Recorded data
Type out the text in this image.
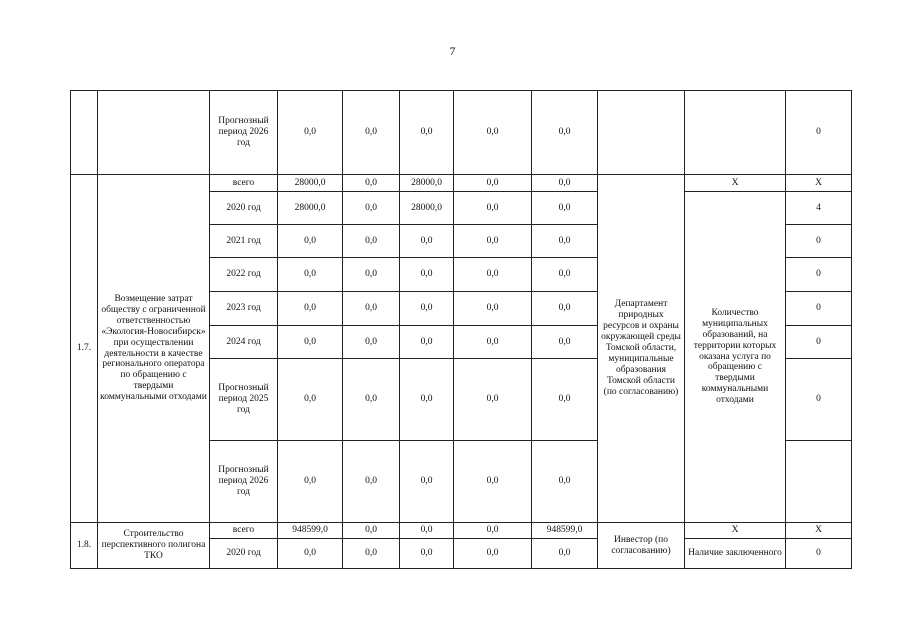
7
		Прогнозный период 2026 год	0,0	0,0	0,0	0,0	0,0			0	
1.7.	Возмещение затрат обществу с ограниченной ответственностью «Экология-Новосибирск» при осуществлении деятельности в качестве регионального оператора по обращению с твердыми коммунальными отходами	всего	28000,0	0,0	28000,0	0,0	0,0	Департамент природных ресурсов и охраны окружающей среды Томской области, муниципальные образования Томской области (по согласованию)	X	X	
		2020 год	28000,0	0,0	28000,0	0,0	0,0		Количество муниципальных образований, на территории которых оказана услуга по обращению с твердыми коммунальными отходами	4	
		2021 год	0,0	0,0	0,0	0,0	0,0			0	
		2022 год	0,0	0,0	0,0	0,0	0,0			0	
		2023 год	0,0	0,0	0,0	0,0	0,0			0	
		2024 год	0,0	0,0	0,0	0,0	0,0			0	
		Прогнозный период 2025 год	0,0	0,0	0,0	0,0	0,0			0	
		Прогнозный период 2026 год	0,0	0,0	0,0	0,0	0,0		
1.8.	Строительство перспективного полигона ТКО	всего	948599,0	0,0	0,0	0,0	948599,0	Инвестор (по согласованию)	X	X	
		2020 год	0,0	0,0	0,0	0,0	0,0		Наличие заключенного	0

### GIVEN TASK
Strip out the images, then output the records above word for word.

### TASK RESULT
Type out the text in this image.
7
		Прогнозный период 2026 год	0,0	0,0	0,0	0,0	0,0			0	
1.7.	Возмещение затрат обществу с ограниченной ответственностью «Экология-Новосибирск» при осуществлении деятельности в качестве регионального оператора по обращению с твердыми коммунальными отходами	всего	28000,0	0,0	28000,0	0,0	0,0	Департамент природных ресурсов и охраны окружающей среды Томской области, муниципальные образования Томской области (по согласованию)	X	X	
		2020 год	28000,0	0,0	28000,0	0,0	0,0		Количество муниципальных образований, на территории которых оказана услуга по обращению с твердыми коммунальными отходами	4	
		2021 год	0,0	0,0	0,0	0,0	0,0			0	
		2022 год	0,0	0,0	0,0	0,0	0,0			0	
		2023 год	0,0	0,0	0,0	0,0	0,0			0	
		2024 год	0,0	0,0	0,0	0,0	0,0			0	
		Прогнозный период 2025 год	0,0	0,0	0,0	0,0	0,0			0	
		Прогнозный период 2026 год	0,0	0,0	0,0	0,0	0,0		
1.8.	Строительство перспективного полигона ТКО	всего	948599,0	0,0	0,0	0,0	948599,0	Инвестор (по согласованию)	X	X	
		2020 год	0,0	0,0	0,0	0,0	0,0		Наличие заключенного	0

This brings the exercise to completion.